* **Exercise directions**: Each of the entries should be retyped precisely as it appears.

--- Provided information ---

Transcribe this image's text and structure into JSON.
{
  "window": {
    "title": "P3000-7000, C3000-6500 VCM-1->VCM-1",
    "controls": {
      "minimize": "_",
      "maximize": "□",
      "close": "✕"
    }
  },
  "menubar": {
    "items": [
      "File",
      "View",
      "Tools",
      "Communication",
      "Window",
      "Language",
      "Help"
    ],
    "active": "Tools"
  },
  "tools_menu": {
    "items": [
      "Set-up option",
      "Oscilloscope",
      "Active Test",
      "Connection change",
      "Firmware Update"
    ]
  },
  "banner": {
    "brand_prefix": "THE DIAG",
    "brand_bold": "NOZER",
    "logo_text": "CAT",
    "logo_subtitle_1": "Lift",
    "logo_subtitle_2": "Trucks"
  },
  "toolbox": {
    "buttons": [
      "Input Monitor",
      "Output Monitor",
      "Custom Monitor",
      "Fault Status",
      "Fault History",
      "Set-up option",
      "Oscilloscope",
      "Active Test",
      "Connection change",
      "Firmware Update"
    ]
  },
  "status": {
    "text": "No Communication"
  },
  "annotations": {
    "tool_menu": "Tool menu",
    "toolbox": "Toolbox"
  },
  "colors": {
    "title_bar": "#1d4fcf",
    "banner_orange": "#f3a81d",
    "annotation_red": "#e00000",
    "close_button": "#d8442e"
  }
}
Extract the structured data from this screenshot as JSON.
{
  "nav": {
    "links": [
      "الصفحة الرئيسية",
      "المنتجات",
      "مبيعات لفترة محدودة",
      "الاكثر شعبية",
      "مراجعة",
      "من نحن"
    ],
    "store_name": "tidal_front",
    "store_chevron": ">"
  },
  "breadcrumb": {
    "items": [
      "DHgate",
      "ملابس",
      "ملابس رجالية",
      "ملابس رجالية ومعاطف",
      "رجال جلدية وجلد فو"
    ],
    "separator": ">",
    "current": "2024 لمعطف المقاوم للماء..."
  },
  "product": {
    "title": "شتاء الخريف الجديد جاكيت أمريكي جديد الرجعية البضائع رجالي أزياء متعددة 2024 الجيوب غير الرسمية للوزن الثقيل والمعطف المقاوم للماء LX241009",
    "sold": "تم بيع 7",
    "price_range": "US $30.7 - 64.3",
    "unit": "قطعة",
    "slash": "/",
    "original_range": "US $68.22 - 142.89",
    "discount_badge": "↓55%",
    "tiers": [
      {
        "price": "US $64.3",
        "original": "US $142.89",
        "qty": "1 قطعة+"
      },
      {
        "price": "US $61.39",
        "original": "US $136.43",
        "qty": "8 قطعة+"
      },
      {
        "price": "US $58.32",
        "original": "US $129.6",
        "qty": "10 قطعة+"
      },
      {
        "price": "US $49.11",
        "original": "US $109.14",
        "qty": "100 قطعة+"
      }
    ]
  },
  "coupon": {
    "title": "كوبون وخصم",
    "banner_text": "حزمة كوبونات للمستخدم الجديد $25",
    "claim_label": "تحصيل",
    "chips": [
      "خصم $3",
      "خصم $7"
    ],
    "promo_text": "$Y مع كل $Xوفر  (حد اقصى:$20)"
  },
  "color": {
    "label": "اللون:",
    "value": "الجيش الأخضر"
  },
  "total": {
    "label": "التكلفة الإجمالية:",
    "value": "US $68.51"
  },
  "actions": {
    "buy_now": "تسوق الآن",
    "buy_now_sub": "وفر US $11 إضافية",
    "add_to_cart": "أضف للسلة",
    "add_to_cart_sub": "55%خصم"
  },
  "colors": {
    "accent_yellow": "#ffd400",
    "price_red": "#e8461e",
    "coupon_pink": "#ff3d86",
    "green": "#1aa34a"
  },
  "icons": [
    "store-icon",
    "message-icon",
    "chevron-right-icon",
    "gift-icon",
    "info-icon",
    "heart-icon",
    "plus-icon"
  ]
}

---

* **Right answer**:
Transcribe this image's text and structure into JSON.
{
  "window": {
    "title": "P3000-7000, C3000-6500 VCM-1->VCM-1",
    "controls": {
      "minimize": "_",
      "maximize": "□",
      "close": "✕"
    }
  },
  "menubar": {
    "items": [
      "File",
      "View",
      "Tools",
      "Communication",
      "Window",
      "Language",
      "Help"
    ],
    "active": "Tools"
  },
  "tools_menu": {
    "items": [
      "Set-up option",
      "Oscilloscope",
      "Active Test",
      "Connection change",
      "Firmware Update"
    ]
  },
  "banner": {
    "brand_prefix": "THE DIAG",
    "brand_bold": "NOZER",
    "logo_text": "CAT",
    "logo_subtitle_1": "Lift",
    "logo_subtitle_2": "Trucks"
  },
  "toolbox": {
    "buttons": [
      "Input Monitor",
      "Output Monitor",
      "Custom Monitor",
      "Fault Status",
      "Fault History",
      "Set-up option",
      "Oscilloscope",
      "Active Test",
      "Connection change",
      "Firmware Update"
    ]
  },
  "status": {
    "text": "No Communication"
  },
  "annotations": {
    "tool_menu": "Tool menu",
    "toolbox": "Toolbox"
  },
  "colors": {
    "title_bar": "#1d4fcf",
    "banner_orange": "#f3a81d",
    "annotation_red": "#e00000",
    "close_button": "#d8442e"
  }
}
Extract the structured data from this screenshot as JSON.
{
  "nav": {
    "links": [
      "الصفحة الرئيسية",
      "المنتجات",
      "مبيعات لفترة محدودة",
      "الاكثر شعبية",
      "مراجعة",
      "من نحن"
    ],
    "store_name": "tidal_front",
    "store_chevron": ">"
  },
  "breadcrumb": {
    "items": [
      "DHgate",
      "ملابس",
      "ملابس رجالية",
      "ملابس رجالية ومعاطف",
      "رجال جلدية وجلد فو"
    ],
    "separator": ">",
    "current": "2024 لمعطف المقاوم للماء..."
  },
  "product": {
    "title": "شتاء الخريف الجديد جاكيت أمريكي جديد الرجعية البضائع رجالي أزياء متعددة 2024 الجيوب غير الرسمية للوزن الثقيل والمعطف المقاوم للماء LX241009",
    "sold": "تم بيع 7",
    "price_range": "US $30.7 - 64.3",
    "unit": "قطعة",
    "slash": "/",
    "original_range": "US $68.22 - 142.89",
    "discount_badge": "↓55%",
    "tiers": [
      {
        "price": "US $64.3",
        "original": "US $142.89",
        "qty": "1 قطعة+"
      },
      {
        "price": "US $61.39",
        "original": "US $136.43",
        "qty": "8 قطعة+"
      },
      {
        "price": "US $58.32",
        "original": "US $129.6",
        "qty": "10 قطعة+"
      },
      {
        "price": "US $49.11",
        "original": "US $109.14",
        "qty": "100 قطعة+"
      }
    ]
  },
  "coupon": {
    "title": "كوبون وخصم",
    "banner_text": "حزمة كوبونات للمستخدم الجديد $25",
    "claim_label": "تحصيل",
    "chips": [
      "خصم $3",
      "خصم $7"
    ],
    "promo_text": "$Y مع كل $Xوفر  (حد اقصى:$20)"
  },
  "color": {
    "label": "اللون:",
    "value": "الجيش الأخضر"
  },
  "total": {
    "label": "التكلفة الإجمالية:",
    "value": "US $68.51"
  },
  "actions": {
    "buy_now": "تسوق الآن",
    "buy_now_sub": "وفر US $11 إضافية",
    "add_to_cart": "أضف للسلة",
    "add_to_cart_sub": "55%خصم"
  },
  "colors": {
    "accent_yellow": "#ffd400",
    "price_red": "#e8461e",
    "coupon_pink": "#ff3d86",
    "green": "#1aa34a"
  },
  "icons": [
    "store-icon",
    "message-icon",
    "chevron-right-icon",
    "gift-icon",
    "info-icon",
    "heart-icon",
    "plus-icon"
  ]
}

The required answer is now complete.